## WHAT YOU NEED TO DO
Provide only the number of lines in the listing that contain the string "kuya".

## SOURCE DATA
---
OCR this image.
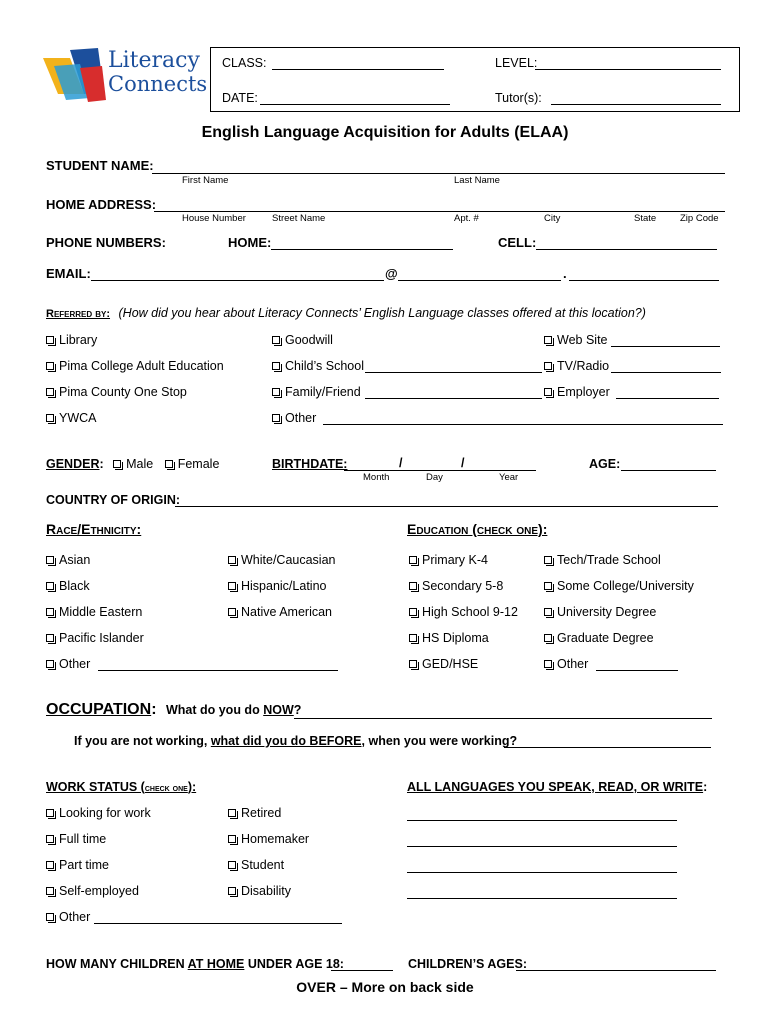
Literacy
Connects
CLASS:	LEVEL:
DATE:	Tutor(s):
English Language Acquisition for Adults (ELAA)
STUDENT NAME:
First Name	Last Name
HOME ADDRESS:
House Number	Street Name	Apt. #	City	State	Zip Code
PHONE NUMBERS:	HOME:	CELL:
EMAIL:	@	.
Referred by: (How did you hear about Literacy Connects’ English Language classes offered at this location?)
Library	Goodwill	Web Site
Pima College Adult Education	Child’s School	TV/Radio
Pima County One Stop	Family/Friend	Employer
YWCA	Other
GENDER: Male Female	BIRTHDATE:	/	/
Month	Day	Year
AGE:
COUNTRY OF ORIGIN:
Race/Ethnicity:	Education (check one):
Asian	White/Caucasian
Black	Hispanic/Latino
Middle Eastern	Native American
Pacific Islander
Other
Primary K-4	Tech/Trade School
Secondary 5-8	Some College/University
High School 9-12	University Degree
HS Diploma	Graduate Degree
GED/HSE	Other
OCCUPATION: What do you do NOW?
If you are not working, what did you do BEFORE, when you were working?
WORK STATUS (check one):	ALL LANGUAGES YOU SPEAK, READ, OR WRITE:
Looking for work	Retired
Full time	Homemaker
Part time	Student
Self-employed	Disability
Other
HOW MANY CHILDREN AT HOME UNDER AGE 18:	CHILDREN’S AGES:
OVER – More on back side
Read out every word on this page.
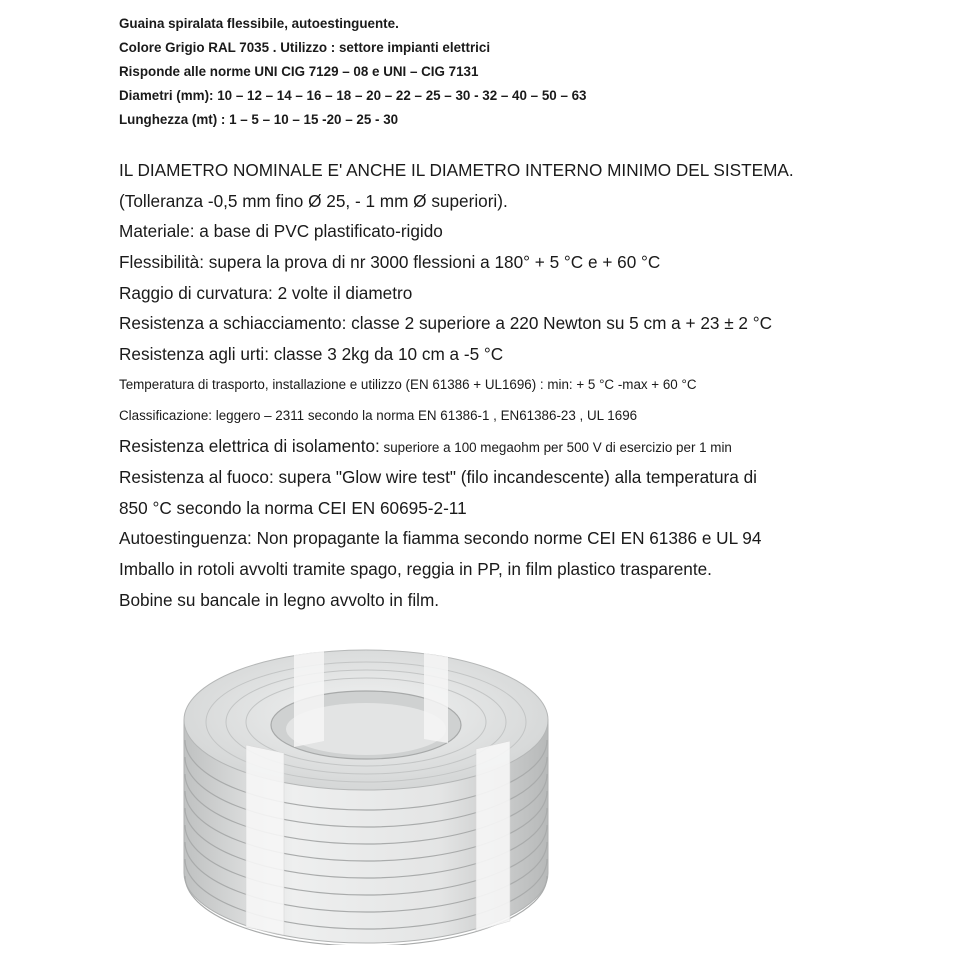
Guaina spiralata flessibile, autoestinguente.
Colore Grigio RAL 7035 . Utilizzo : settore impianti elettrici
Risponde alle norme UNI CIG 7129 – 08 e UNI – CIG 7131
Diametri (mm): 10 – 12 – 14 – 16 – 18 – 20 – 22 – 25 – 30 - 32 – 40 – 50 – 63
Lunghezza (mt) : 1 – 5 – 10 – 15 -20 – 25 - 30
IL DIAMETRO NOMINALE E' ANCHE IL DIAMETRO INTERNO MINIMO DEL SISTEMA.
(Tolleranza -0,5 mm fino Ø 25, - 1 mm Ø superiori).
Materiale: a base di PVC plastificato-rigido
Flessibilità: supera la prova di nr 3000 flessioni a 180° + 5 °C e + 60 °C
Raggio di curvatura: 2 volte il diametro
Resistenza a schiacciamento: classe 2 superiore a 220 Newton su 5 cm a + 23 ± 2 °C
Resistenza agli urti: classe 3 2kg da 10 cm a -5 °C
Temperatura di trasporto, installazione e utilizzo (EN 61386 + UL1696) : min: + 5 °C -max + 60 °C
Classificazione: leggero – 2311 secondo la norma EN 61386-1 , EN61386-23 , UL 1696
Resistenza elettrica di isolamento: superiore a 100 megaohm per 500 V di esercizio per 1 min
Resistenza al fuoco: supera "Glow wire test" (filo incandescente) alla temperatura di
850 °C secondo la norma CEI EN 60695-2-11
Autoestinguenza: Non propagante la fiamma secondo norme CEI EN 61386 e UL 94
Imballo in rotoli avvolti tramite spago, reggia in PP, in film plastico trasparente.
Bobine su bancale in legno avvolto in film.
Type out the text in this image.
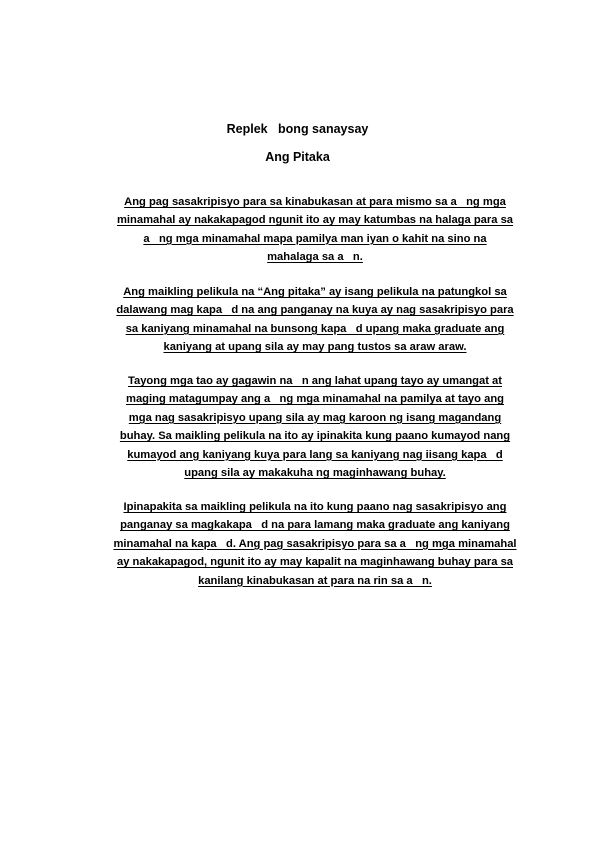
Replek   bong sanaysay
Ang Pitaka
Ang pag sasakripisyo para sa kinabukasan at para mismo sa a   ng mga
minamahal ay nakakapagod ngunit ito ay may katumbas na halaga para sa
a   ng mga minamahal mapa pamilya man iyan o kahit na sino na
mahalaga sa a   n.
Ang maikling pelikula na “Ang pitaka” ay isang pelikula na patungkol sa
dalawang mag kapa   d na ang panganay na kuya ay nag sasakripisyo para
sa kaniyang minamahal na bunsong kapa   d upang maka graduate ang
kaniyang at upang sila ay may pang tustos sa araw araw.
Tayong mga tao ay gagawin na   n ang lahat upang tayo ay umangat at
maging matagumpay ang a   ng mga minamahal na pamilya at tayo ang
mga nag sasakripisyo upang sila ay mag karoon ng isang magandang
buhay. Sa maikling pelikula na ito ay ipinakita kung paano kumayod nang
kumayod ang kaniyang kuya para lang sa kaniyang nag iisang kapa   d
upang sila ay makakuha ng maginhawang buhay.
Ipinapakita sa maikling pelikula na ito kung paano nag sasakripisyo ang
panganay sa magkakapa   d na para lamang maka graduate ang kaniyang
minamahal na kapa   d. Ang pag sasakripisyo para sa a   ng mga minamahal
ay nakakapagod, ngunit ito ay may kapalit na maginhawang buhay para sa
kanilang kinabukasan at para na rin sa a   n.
---
## SOLUTION TO THE EXERCISE
2